Records contained in a dataset
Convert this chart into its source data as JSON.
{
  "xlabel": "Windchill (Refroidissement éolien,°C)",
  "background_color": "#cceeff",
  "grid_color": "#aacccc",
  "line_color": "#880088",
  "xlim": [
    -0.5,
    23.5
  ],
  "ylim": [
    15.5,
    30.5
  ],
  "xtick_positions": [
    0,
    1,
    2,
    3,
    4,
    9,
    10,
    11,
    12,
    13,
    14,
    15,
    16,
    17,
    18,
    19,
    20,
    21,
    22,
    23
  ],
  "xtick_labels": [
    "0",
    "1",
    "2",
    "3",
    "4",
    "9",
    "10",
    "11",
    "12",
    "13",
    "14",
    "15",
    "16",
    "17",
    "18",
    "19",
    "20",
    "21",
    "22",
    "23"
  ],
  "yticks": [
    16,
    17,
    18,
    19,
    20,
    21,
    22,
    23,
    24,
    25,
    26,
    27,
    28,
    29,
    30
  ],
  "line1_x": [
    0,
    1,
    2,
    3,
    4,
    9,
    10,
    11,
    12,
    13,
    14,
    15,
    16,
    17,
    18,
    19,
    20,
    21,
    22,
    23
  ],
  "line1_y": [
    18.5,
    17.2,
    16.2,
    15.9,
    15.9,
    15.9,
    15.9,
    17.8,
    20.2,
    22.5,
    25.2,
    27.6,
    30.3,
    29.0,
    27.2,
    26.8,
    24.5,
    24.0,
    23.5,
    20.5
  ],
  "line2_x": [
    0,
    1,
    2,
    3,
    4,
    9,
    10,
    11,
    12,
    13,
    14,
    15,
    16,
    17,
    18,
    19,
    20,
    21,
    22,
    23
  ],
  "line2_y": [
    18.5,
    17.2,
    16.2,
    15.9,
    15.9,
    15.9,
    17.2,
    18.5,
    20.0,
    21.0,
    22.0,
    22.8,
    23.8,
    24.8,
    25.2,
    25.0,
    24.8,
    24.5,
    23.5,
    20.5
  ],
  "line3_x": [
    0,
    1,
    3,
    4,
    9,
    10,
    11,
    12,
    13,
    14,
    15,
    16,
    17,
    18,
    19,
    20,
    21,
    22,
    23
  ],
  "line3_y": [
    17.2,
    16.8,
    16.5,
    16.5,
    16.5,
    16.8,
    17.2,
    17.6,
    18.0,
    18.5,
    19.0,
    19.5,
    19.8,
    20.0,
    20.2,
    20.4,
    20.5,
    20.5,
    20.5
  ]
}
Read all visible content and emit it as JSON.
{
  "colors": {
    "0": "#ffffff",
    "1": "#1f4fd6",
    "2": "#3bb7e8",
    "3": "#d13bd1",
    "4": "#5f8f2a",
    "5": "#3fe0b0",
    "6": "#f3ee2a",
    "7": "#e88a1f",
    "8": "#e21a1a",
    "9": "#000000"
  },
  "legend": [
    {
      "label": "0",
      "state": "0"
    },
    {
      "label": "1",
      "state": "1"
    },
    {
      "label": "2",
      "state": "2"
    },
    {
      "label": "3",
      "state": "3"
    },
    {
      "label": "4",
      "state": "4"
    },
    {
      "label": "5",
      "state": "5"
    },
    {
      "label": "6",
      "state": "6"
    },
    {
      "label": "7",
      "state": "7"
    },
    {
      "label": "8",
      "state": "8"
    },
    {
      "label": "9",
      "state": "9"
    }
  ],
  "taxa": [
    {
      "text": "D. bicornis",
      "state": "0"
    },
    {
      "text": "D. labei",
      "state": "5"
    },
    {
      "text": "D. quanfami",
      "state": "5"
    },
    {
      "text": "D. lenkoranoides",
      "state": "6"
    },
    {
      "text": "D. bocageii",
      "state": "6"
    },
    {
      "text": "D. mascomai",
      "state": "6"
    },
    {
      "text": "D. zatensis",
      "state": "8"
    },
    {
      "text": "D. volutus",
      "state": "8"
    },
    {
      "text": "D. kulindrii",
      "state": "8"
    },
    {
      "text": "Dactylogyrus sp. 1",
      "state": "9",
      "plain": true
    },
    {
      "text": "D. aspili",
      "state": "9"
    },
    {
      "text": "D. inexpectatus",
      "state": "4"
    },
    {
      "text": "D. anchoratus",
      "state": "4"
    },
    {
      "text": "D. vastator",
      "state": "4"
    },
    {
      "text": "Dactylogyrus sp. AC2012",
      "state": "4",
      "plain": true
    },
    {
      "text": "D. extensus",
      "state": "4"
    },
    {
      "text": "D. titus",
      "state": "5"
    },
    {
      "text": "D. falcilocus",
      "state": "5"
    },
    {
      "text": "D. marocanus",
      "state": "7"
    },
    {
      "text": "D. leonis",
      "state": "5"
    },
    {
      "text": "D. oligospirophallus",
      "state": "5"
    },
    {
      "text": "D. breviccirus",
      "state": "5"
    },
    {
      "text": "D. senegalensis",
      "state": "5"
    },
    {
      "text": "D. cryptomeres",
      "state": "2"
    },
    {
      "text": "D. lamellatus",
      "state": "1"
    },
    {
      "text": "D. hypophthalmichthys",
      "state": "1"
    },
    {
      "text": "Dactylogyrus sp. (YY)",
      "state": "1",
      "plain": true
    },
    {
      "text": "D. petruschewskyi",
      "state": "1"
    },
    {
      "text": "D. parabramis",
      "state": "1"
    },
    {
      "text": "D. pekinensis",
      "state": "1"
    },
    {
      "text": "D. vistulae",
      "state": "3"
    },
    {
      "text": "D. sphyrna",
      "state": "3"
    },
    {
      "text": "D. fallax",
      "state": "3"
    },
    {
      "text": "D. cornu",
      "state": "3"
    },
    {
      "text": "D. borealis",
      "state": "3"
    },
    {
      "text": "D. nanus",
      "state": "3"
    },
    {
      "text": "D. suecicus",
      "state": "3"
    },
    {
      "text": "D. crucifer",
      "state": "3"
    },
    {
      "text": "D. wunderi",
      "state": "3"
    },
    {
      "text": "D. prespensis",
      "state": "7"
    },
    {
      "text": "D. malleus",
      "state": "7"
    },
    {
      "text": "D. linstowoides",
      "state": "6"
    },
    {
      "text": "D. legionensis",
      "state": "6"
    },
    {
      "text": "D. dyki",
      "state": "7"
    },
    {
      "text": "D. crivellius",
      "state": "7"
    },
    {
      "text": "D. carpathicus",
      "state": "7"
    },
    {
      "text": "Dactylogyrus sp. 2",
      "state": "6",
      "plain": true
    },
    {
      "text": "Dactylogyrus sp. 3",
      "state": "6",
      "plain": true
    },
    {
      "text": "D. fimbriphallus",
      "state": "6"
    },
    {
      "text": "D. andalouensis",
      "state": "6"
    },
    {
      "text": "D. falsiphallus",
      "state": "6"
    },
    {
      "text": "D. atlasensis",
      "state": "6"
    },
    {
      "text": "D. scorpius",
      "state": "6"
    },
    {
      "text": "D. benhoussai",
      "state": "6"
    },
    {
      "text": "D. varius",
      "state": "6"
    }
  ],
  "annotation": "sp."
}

Stated goal –
Go through the listing above and locate each line that holds the word "Dactylogyrus". Copy those lines.

Solution –
      "text": "Dactylogyrus sp. 1",
      "text": "Dactylogyrus sp. AC2012",
      "text": "Dactylogyrus sp. (YY)",
      "text": "Dactylogyrus sp. 2",
      "text": "Dactylogyrus sp. 3",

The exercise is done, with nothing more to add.